(Lines of data)

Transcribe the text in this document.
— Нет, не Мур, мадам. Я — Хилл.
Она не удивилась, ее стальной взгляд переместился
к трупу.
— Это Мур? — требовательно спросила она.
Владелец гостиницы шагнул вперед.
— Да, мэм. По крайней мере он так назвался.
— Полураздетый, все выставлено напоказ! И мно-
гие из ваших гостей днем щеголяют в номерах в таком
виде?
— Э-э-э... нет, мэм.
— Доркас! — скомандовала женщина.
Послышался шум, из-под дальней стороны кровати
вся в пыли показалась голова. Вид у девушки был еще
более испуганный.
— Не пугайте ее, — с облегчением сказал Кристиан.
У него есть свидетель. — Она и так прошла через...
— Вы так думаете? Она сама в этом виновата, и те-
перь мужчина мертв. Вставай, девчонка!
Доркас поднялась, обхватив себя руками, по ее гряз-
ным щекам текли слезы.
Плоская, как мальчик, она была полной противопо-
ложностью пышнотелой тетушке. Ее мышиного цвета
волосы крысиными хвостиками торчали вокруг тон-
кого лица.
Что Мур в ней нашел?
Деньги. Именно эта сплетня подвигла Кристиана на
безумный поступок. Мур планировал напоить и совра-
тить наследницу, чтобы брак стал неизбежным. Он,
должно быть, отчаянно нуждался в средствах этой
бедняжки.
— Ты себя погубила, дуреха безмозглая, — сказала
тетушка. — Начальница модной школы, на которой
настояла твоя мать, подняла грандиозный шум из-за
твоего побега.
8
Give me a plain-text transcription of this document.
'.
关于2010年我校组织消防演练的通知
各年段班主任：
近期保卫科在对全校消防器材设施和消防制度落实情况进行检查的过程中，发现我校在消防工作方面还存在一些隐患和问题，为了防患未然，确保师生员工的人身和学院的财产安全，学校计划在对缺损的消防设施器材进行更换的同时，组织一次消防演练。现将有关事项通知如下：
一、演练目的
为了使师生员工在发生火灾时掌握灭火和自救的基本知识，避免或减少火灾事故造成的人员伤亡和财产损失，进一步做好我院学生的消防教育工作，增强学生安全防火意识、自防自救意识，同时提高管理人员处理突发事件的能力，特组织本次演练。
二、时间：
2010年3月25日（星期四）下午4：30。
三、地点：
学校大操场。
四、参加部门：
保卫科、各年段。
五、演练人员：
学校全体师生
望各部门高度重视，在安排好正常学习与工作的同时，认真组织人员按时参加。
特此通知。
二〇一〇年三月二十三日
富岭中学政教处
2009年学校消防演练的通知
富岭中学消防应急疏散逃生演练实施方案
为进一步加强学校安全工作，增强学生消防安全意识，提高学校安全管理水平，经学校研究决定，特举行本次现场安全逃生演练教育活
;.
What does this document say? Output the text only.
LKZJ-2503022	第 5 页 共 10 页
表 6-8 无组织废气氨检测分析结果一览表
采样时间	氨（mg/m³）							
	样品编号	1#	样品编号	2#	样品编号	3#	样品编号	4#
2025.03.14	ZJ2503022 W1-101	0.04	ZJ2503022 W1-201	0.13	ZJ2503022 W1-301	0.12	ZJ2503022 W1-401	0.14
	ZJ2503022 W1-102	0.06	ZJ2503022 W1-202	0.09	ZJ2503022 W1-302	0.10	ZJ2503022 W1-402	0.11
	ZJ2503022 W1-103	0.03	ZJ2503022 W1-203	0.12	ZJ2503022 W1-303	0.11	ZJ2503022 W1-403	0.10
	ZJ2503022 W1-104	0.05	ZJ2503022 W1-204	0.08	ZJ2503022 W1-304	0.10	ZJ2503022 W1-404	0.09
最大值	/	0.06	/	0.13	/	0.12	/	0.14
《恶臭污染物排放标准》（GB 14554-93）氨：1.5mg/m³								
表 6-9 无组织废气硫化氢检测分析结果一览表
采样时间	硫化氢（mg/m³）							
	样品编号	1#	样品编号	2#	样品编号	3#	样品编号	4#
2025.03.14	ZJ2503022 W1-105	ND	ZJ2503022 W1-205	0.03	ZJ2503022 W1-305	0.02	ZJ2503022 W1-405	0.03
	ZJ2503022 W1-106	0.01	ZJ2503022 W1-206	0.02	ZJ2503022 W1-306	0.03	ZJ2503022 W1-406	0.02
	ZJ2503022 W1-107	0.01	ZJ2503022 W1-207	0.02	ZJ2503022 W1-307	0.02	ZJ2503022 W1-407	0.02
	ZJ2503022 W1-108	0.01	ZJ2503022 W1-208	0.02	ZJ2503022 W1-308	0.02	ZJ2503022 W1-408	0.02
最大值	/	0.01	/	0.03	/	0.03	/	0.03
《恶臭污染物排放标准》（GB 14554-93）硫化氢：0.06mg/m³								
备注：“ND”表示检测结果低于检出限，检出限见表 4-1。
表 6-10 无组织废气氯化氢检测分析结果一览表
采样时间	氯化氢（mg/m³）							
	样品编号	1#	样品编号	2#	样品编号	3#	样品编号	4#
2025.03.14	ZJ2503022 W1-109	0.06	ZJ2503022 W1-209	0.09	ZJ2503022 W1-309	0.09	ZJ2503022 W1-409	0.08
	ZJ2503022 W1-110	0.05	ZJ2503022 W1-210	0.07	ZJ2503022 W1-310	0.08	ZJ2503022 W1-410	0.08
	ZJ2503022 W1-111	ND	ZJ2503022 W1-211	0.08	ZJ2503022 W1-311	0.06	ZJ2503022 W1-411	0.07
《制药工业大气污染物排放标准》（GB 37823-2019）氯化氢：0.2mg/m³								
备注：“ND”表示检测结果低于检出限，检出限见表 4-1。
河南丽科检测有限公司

» Directions
Go through the records above and set each one down exactly, please.

» Solution for this task
Transcribe the text in this document.
— Нет, не Мур, мадам. Я — Хилл.
Она не удивилась, ее стальной взгляд переместился
к трупу.
— Это Мур? — требовательно спросила она.
Владелец гостиницы шагнул вперед.
— Да, мэм. По крайней мере он так назвался.
— Полураздетый, все выставлено напоказ! И мно-
гие из ваших гостей днем щеголяют в номерах в таком
виде?
— Э-э-э... нет, мэм.
— Доркас! — скомандовала женщина.
Послышался шум, из-под дальней стороны кровати
вся в пыли показалась голова. Вид у девушки был еще
более испуганный.
— Не пугайте ее, — с облегчением сказал Кристиан.
У него есть свидетель. — Она и так прошла через...
— Вы так думаете? Она сама в этом виновата, и те-
перь мужчина мертв. Вставай, девчонка!
Доркас поднялась, обхватив себя руками, по ее гряз-
ным щекам текли слезы.
Плоская, как мальчик, она была полной противопо-
ложностью пышнотелой тетушке. Ее мышиного цвета
волосы крысиными хвостиками торчали вокруг тон-
кого лица.
Что Мур в ней нашел?
Деньги. Именно эта сплетня подвигла Кристиана на
безумный поступок. Мур планировал напоить и совра-
тить наследницу, чтобы брак стал неизбежным. Он,
должно быть, отчаянно нуждался в средствах этой
бедняжки.
— Ты себя погубила, дуреха безмозглая, — сказала
тетушка. — Начальница модной школы, на которой
настояла твоя мать, подняла грандиозный шум из-за
твоего побега.
8
Give me a plain-text transcription of this document.
'.
关于2010年我校组织消防演练的通知
各年段班主任：
近期保卫科在对全校消防器材设施和消防制度落实情况进行检查的过程中，发现我校在消防工作方面还存在一些隐患和问题，为了防患未然，确保师生员工的人身和学院的财产安全，学校计划在对缺损的消防设施器材进行更换的同时，组织一次消防演练。现将有关事项通知如下：
一、演练目的
为了使师生员工在发生火灾时掌握灭火和自救的基本知识，避免或减少火灾事故造成的人员伤亡和财产损失，进一步做好我院学生的消防教育工作，增强学生安全防火意识、自防自救意识，同时提高管理人员处理突发事件的能力，特组织本次演练。
二、时间：
2010年3月25日（星期四）下午4：30。
三、地点：
学校大操场。
四、参加部门：
保卫科、各年段。
五、演练人员：
学校全体师生
望各部门高度重视，在安排好正常学习与工作的同时，认真组织人员按时参加。
特此通知。
二〇一〇年三月二十三日
富岭中学政教处
2009年学校消防演练的通知
富岭中学消防应急疏散逃生演练实施方案
为进一步加强学校安全工作，增强学生消防安全意识，提高学校安全管理水平，经学校研究决定，特举行本次现场安全逃生演练教育活
;.
What does this document say? Output the text only.
LKZJ-2503022	第 5 页 共 10 页
表 6-8 无组织废气氨检测分析结果一览表
采样时间	氨（mg/m³）							
	样品编号	1#	样品编号	2#	样品编号	3#	样品编号	4#
2025.03.14	ZJ2503022 W1-101	0.04	ZJ2503022 W1-201	0.13	ZJ2503022 W1-301	0.12	ZJ2503022 W1-401	0.14
	ZJ2503022 W1-102	0.06	ZJ2503022 W1-202	0.09	ZJ2503022 W1-302	0.10	ZJ2503022 W1-402	0.11
	ZJ2503022 W1-103	0.03	ZJ2503022 W1-203	0.12	ZJ2503022 W1-303	0.11	ZJ2503022 W1-403	0.10
	ZJ2503022 W1-104	0.05	ZJ2503022 W1-204	0.08	ZJ2503022 W1-304	0.10	ZJ2503022 W1-404	0.09
最大值	/	0.06	/	0.13	/	0.12	/	0.14
《恶臭污染物排放标准》（GB 14554-93）氨：1.5mg/m³								
表 6-9 无组织废气硫化氢检测分析结果一览表
采样时间	硫化氢（mg/m³）							
	样品编号	1#	样品编号	2#	样品编号	3#	样品编号	4#
2025.03.14	ZJ2503022 W1-105	ND	ZJ2503022 W1-205	0.03	ZJ2503022 W1-305	0.02	ZJ2503022 W1-405	0.03
	ZJ2503022 W1-106	0.01	ZJ2503022 W1-206	0.02	ZJ2503022 W1-306	0.03	ZJ2503022 W1-406	0.02
	ZJ2503022 W1-107	0.01	ZJ2503022 W1-207	0.02	ZJ2503022 W1-307	0.02	ZJ2503022 W1-407	0.02
	ZJ2503022 W1-108	0.01	ZJ2503022 W1-208	0.02	ZJ2503022 W1-308	0.02	ZJ2503022 W1-408	0.02
最大值	/	0.01	/	0.03	/	0.03	/	0.03
《恶臭污染物排放标准》（GB 14554-93）硫化氢：0.06mg/m³								
备注：“ND”表示检测结果低于检出限，检出限见表 4-1。
表 6-10 无组织废气氯化氢检测分析结果一览表
采样时间	氯化氢（mg/m³）							
	样品编号	1#	样品编号	2#	样品编号	3#	样品编号	4#
2025.03.14	ZJ2503022 W1-109	0.06	ZJ2503022 W1-209	0.09	ZJ2503022 W1-309	0.09	ZJ2503022 W1-409	0.08
	ZJ2503022 W1-110	0.05	ZJ2503022 W1-210	0.07	ZJ2503022 W1-310	0.08	ZJ2503022 W1-410	0.08
	ZJ2503022 W1-111	ND	ZJ2503022 W1-211	0.08	ZJ2503022 W1-311	0.06	ZJ2503022 W1-411	0.07
《制药工业大气污染物排放标准》（GB 37823-2019）氯化氢：0.2mg/m³								
备注：“ND”表示检测结果低于检出限，检出限见表 4-1。
河南丽科检测有限公司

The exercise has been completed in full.